What is required:
All of the data below should be written out exactly.

Supplied records:
........
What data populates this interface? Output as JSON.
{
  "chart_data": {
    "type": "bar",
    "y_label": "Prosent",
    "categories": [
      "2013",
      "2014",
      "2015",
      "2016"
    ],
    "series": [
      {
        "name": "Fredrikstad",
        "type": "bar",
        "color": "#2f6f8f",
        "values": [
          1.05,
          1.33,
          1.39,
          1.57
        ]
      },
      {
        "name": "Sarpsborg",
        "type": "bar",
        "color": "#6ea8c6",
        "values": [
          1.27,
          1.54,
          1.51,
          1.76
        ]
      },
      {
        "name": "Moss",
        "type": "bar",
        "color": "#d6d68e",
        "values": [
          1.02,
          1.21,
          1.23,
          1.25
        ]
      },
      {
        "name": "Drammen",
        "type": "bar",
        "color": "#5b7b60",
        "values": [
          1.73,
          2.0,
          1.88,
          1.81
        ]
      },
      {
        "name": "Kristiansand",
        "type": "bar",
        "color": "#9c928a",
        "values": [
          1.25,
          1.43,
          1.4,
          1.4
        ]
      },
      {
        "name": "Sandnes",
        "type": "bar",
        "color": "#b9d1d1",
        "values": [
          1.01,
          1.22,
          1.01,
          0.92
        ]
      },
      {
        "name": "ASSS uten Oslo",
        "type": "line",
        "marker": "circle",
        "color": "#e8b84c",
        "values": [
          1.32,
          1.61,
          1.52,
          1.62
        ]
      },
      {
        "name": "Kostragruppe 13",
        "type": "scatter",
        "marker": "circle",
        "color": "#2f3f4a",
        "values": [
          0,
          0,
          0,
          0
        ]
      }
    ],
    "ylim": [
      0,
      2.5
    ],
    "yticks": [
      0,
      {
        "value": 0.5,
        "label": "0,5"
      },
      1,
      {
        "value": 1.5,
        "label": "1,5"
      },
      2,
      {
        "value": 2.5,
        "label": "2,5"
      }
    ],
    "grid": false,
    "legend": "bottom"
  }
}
........
Exercise answer:
What data populates this interface? Output as JSON.
{
  "chart_data": {
    "type": "bar",
    "y_label": "Prosent",
    "categories": [
      "2013",
      "2014",
      "2015",
      "2016"
    ],
    "series": [
      {
        "name": "Fredrikstad",
        "type": "bar",
        "color": "#2f6f8f",
        "values": [
          1.05,
          1.33,
          1.39,
          1.57
        ]
      },
      {
        "name": "Sarpsborg",
        "type": "bar",
        "color": "#6ea8c6",
        "values": [
          1.27,
          1.54,
          1.51,
          1.76
        ]
      },
      {
        "name": "Moss",
        "type": "bar",
        "color": "#d6d68e",
        "values": [
          1.02,
          1.21,
          1.23,
          1.25
        ]
      },
      {
        "name": "Drammen",
        "type": "bar",
        "color": "#5b7b60",
        "values": [
          1.73,
          2.0,
          1.88,
          1.81
        ]
      },
      {
        "name": "Kristiansand",
        "type": "bar",
        "color": "#9c928a",
        "values": [
          1.25,
          1.43,
          1.4,
          1.4
        ]
      },
      {
        "name": "Sandnes",
        "type": "bar",
        "color": "#b9d1d1",
        "values": [
          1.01,
          1.22,
          1.01,
          0.92
        ]
      },
      {
        "name": "ASSS uten Oslo",
        "type": "line",
        "marker": "circle",
        "color": "#e8b84c",
        "values": [
          1.32,
          1.61,
          1.52,
          1.62
        ]
      },
      {
        "name": "Kostragruppe 13",
        "type": "scatter",
        "marker": "circle",
        "color": "#2f3f4a",
        "values": [
          0,
          0,
          0,
          0
        ]
      }
    ],
    "ylim": [
      0,
      2.5
    ],
    "yticks": [
      0,
      {
        "value": 0.5,
        "label": "0,5"
      },
      1,
      {
        "value": 1.5,
        "label": "1,5"
      },
      2,
      {
        "value": 2.5,
        "label": "2,5"
      }
    ],
    "grid": false,
    "legend": "bottom"
  }
}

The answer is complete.